Select the lines below containing the word "required".

Material for the task:
···

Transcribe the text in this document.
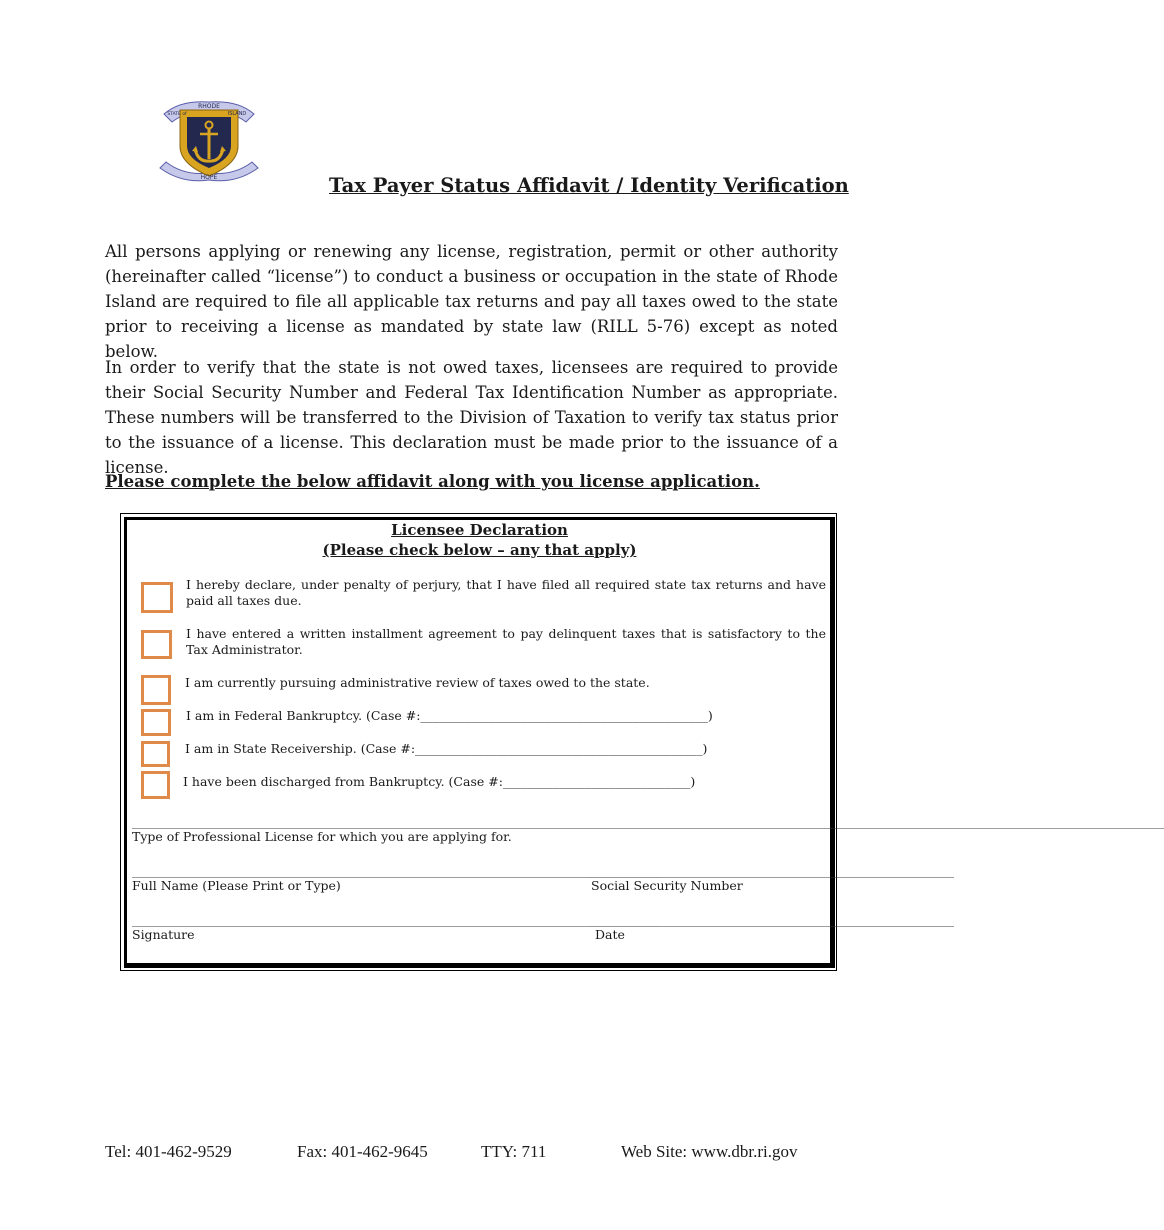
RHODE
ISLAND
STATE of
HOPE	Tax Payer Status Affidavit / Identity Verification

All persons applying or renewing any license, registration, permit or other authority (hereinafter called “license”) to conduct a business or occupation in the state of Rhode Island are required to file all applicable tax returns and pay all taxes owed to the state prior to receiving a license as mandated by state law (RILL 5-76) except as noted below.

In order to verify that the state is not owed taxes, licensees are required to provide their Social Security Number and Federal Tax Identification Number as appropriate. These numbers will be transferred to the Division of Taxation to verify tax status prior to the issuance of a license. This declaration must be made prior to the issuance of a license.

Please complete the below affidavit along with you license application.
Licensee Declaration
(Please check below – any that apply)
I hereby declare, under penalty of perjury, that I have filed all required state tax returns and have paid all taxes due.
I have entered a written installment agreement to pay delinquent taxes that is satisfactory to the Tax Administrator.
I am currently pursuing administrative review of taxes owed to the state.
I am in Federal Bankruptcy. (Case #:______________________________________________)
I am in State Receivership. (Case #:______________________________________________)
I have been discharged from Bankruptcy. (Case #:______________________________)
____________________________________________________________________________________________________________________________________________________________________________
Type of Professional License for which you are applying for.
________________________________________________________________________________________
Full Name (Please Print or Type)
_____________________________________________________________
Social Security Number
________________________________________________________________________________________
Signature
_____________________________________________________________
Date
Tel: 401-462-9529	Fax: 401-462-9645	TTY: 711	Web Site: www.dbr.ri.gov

···

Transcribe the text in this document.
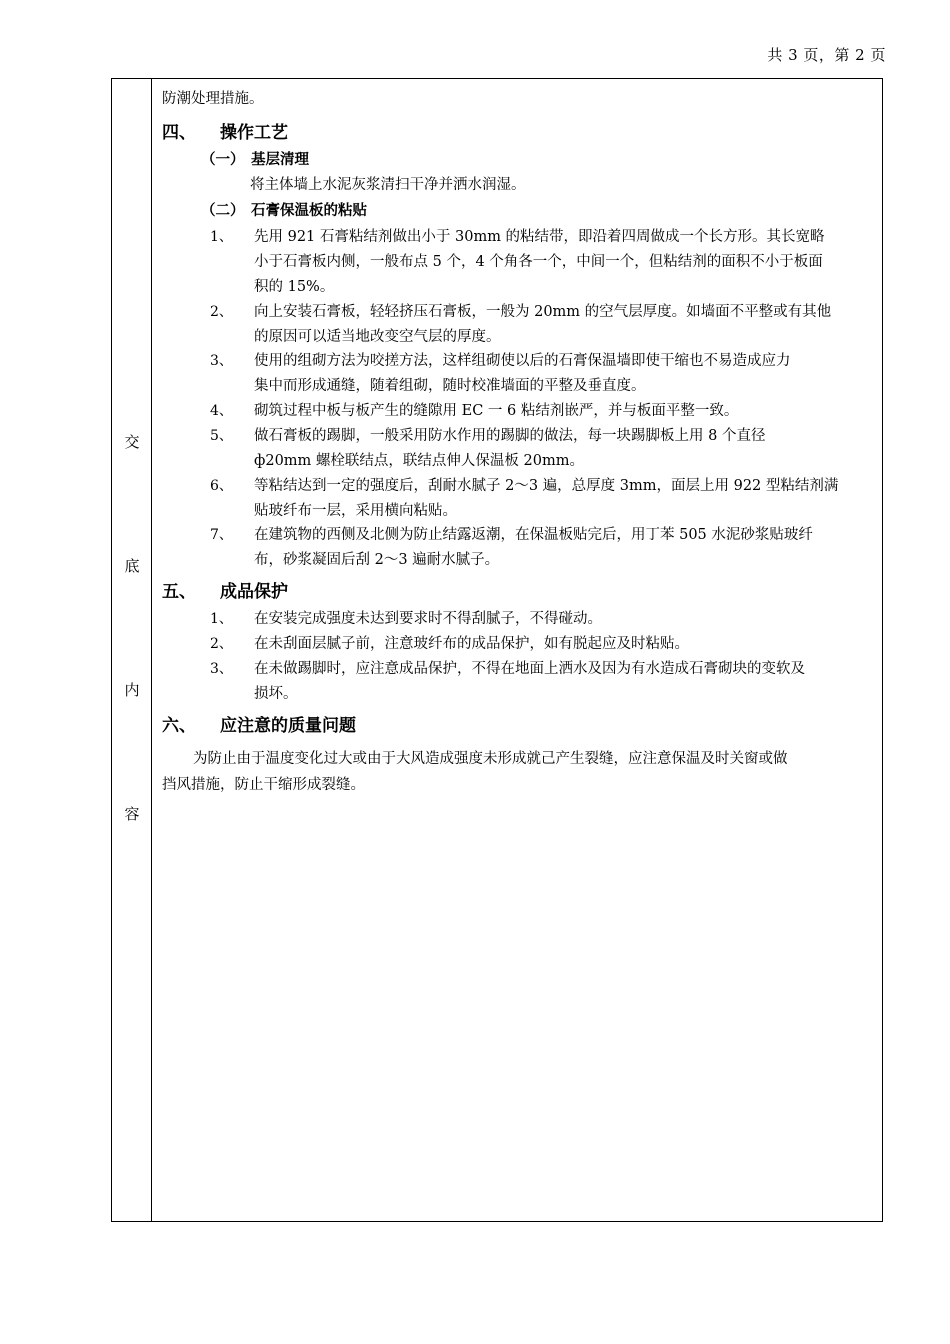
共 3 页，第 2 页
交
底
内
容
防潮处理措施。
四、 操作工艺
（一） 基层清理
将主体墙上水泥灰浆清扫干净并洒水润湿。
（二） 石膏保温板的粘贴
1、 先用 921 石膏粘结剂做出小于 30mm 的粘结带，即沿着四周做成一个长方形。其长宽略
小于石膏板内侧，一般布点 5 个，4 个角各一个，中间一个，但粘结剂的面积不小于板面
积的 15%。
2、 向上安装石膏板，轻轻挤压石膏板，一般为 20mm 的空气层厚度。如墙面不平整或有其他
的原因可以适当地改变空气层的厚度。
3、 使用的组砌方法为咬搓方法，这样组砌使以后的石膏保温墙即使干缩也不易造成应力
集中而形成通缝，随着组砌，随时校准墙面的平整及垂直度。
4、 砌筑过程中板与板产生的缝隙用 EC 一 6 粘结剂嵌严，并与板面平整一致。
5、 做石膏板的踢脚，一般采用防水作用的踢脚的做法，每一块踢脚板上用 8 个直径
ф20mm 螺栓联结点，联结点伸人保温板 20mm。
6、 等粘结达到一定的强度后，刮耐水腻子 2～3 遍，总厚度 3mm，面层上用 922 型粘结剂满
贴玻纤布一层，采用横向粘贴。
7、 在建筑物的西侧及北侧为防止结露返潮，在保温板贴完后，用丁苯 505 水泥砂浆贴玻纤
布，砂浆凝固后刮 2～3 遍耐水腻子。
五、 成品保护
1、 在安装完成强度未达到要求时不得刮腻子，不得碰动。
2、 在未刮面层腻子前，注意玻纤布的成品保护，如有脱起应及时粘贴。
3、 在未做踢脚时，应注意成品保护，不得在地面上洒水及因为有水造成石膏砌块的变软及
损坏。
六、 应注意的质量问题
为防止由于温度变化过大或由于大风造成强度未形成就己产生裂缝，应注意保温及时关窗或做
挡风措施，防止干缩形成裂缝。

···

Exercise solution:
All persons applying or renewing any license, registration, permit or other authority (hereinafter called “license”) to conduct a business or occupation in the state of Rhode Island are required to file all applicable tax returns and pay all taxes owed to the state prior to receiving a license as mandated by state law (RILL 5-76) except as noted below.
In order to verify that the state is not owed taxes, licensees are required to provide their Social Security Number and Federal Tax Identification Number as appropriate. These numbers will be transferred to the Division of Taxation to verify tax status prior to the issuance of a license. This declaration must be made prior to the issuance of a license.
I hereby declare, under penalty of perjury, that I have filed all required state tax returns and have paid all taxes due.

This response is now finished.